Extracted data entries:
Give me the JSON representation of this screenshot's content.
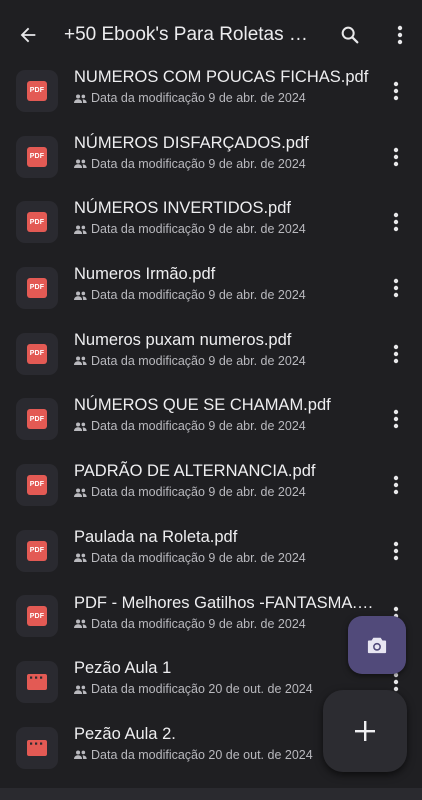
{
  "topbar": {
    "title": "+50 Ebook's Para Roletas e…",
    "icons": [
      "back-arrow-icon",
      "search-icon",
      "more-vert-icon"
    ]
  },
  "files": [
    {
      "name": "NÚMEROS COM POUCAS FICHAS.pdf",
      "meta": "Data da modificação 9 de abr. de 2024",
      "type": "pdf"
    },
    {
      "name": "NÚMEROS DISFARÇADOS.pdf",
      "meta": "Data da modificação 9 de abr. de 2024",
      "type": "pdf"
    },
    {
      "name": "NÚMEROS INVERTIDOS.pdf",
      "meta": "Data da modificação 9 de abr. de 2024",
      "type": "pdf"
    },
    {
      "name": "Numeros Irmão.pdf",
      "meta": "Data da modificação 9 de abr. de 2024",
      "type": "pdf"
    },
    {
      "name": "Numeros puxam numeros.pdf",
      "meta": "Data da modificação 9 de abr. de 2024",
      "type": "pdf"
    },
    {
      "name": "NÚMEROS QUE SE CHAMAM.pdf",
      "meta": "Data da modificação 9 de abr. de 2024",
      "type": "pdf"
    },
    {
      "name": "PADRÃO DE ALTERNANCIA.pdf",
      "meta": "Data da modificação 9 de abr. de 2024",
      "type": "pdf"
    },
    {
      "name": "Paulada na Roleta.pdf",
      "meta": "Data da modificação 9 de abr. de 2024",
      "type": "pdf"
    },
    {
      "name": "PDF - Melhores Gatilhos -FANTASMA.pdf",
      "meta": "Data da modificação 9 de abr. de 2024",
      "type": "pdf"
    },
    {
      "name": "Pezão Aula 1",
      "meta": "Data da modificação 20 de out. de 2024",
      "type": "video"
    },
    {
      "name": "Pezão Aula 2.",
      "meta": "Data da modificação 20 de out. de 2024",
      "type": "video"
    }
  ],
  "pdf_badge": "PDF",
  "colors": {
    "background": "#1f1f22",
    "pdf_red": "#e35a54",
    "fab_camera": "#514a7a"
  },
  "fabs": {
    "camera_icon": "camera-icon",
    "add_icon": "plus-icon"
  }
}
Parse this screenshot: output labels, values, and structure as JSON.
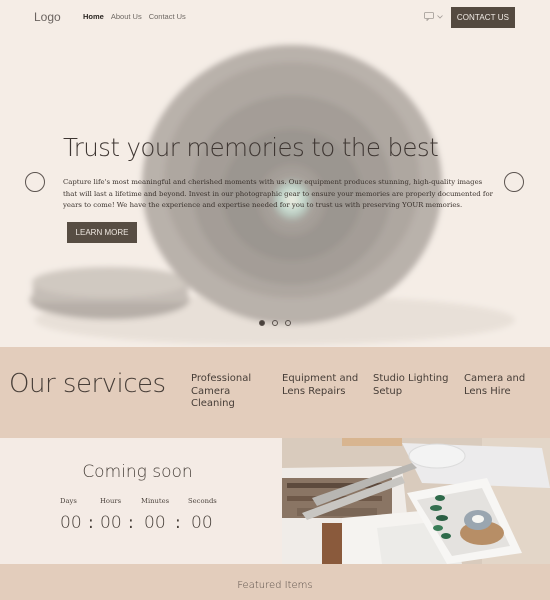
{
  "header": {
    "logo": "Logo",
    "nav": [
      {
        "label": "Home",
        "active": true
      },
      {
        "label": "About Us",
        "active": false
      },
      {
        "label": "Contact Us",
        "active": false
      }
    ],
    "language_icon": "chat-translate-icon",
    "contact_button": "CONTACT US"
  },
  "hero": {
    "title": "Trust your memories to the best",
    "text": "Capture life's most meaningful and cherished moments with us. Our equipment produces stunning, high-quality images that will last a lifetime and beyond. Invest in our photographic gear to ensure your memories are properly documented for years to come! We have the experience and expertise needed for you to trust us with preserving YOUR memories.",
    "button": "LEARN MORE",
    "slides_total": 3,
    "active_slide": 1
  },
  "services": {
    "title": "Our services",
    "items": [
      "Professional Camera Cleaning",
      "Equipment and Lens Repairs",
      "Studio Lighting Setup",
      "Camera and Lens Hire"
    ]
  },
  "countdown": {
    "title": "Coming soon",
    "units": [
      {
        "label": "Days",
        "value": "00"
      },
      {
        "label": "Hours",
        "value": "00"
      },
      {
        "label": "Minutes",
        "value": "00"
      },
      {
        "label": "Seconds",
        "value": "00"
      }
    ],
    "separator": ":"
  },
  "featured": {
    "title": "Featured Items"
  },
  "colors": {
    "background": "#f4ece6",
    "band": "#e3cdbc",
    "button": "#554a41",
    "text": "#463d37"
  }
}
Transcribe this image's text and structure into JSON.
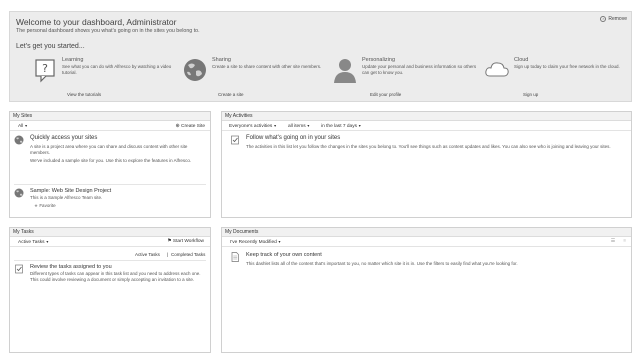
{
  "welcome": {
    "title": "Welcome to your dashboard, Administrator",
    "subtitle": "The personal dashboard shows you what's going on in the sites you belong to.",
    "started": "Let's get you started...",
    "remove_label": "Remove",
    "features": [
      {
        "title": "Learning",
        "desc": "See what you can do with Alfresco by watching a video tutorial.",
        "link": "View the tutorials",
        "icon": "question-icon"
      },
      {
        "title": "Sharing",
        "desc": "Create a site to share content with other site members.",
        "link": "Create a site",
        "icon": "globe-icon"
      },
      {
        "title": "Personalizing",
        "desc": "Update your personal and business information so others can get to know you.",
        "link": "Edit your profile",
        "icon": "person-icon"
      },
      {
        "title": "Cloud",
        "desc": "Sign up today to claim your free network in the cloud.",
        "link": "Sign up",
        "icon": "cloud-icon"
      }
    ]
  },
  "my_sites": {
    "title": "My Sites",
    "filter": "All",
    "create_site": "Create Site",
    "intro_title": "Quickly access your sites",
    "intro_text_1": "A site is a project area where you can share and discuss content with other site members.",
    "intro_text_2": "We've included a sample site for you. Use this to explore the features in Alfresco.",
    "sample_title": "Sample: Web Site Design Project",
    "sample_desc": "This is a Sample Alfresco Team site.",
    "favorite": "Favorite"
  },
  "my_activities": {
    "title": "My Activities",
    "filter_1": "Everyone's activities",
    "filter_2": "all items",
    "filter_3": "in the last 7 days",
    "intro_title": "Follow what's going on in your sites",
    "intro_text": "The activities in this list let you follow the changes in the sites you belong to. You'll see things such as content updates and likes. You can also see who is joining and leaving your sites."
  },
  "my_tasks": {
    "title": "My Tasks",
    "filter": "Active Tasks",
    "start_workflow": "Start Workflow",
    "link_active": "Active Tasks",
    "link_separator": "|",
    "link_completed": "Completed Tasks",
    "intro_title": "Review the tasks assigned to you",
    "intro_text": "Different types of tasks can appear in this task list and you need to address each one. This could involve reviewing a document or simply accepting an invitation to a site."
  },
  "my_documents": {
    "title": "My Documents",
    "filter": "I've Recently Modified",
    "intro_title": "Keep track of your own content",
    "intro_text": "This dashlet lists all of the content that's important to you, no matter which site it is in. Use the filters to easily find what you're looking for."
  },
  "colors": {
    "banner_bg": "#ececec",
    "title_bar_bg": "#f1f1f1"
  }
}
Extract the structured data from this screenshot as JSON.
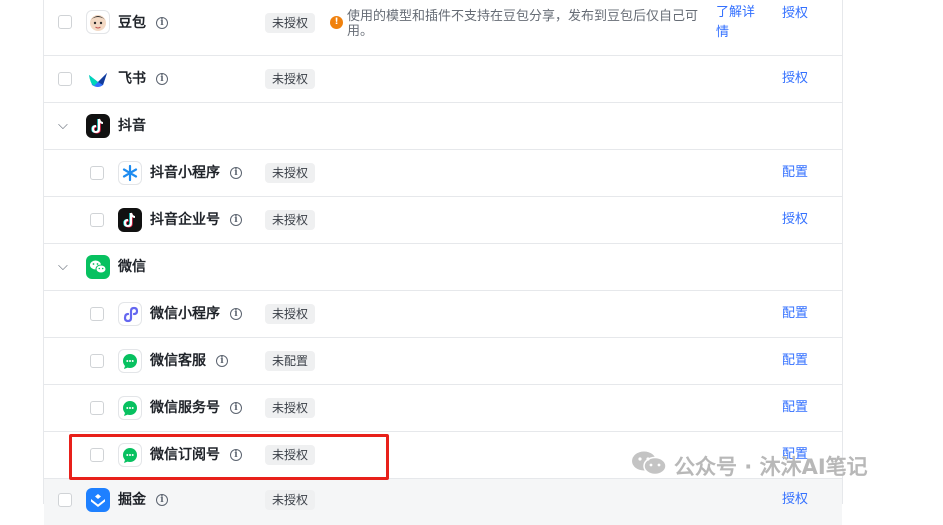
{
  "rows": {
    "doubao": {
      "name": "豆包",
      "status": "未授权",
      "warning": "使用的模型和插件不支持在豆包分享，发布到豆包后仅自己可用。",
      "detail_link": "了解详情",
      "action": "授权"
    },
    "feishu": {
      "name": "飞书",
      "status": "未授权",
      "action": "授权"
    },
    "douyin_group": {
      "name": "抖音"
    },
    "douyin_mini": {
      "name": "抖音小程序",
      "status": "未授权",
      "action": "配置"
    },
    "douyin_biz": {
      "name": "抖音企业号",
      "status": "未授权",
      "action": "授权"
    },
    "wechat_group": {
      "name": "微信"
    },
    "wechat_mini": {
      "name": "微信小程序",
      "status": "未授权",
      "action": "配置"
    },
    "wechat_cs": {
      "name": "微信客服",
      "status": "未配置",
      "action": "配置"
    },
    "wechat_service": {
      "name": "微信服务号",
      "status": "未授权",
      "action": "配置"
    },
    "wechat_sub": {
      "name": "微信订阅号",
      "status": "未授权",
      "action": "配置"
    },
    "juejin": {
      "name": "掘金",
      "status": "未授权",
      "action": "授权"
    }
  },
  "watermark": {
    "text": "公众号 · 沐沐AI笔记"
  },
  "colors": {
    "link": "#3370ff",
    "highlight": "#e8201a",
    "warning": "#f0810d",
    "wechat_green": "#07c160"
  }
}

---

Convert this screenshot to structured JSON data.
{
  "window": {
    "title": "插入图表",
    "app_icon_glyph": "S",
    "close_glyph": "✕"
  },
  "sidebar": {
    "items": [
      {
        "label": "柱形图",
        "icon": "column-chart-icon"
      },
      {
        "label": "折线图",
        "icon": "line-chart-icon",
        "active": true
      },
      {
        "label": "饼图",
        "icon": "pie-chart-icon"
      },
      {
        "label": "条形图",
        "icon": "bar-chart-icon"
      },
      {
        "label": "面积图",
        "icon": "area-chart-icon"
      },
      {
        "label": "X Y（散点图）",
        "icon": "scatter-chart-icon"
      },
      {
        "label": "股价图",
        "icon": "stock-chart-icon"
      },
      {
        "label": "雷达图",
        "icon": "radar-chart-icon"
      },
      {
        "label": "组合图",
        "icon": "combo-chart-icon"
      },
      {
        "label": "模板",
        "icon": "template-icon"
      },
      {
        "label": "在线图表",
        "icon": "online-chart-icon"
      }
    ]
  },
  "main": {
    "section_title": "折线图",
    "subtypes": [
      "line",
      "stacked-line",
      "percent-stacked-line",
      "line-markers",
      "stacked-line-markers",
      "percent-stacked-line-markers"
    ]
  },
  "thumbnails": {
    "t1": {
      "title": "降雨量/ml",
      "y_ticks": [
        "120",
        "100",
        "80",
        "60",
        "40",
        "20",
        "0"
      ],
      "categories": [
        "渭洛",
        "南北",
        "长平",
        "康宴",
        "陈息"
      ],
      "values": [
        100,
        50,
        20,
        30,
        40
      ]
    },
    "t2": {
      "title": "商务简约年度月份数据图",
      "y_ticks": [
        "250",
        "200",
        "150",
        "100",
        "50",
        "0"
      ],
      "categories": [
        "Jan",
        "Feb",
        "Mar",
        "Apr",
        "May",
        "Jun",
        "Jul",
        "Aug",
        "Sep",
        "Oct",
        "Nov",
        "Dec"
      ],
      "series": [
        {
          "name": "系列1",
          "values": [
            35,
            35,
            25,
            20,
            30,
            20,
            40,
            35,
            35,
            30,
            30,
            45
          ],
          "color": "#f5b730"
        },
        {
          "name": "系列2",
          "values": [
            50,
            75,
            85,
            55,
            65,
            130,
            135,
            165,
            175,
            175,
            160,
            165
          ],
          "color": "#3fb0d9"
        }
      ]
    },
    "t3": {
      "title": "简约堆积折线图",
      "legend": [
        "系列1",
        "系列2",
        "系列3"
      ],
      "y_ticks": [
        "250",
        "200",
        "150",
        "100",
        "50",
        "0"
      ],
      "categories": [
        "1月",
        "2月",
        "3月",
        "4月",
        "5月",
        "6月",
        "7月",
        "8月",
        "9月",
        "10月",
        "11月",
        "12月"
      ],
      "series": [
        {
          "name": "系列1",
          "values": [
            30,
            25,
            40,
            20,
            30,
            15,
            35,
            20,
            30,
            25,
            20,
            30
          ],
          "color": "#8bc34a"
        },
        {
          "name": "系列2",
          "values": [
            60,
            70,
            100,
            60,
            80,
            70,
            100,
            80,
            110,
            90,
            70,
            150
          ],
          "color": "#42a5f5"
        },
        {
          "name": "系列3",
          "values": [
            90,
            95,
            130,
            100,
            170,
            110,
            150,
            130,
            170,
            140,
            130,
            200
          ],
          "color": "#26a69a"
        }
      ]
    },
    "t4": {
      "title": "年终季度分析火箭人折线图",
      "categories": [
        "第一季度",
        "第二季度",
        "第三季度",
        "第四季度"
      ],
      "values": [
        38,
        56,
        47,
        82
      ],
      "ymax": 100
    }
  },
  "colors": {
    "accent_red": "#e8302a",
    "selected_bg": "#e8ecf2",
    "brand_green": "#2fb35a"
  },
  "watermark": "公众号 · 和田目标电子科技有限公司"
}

STATED GOAL
From the entries above, extract every line where the word "last" appears.

SOLUTION
    "text": "Capture life's most meaningful and cherished moments with us. Our equipment produces stunning, high-quality images that will last a lifetime and beyond. Invest in our photographic gear to ensure your memories are properly documented for years to come! We have the experience and expertise needed for you to trust us with preserving YOUR memories.",
    "filter_3": "in the last 7 days",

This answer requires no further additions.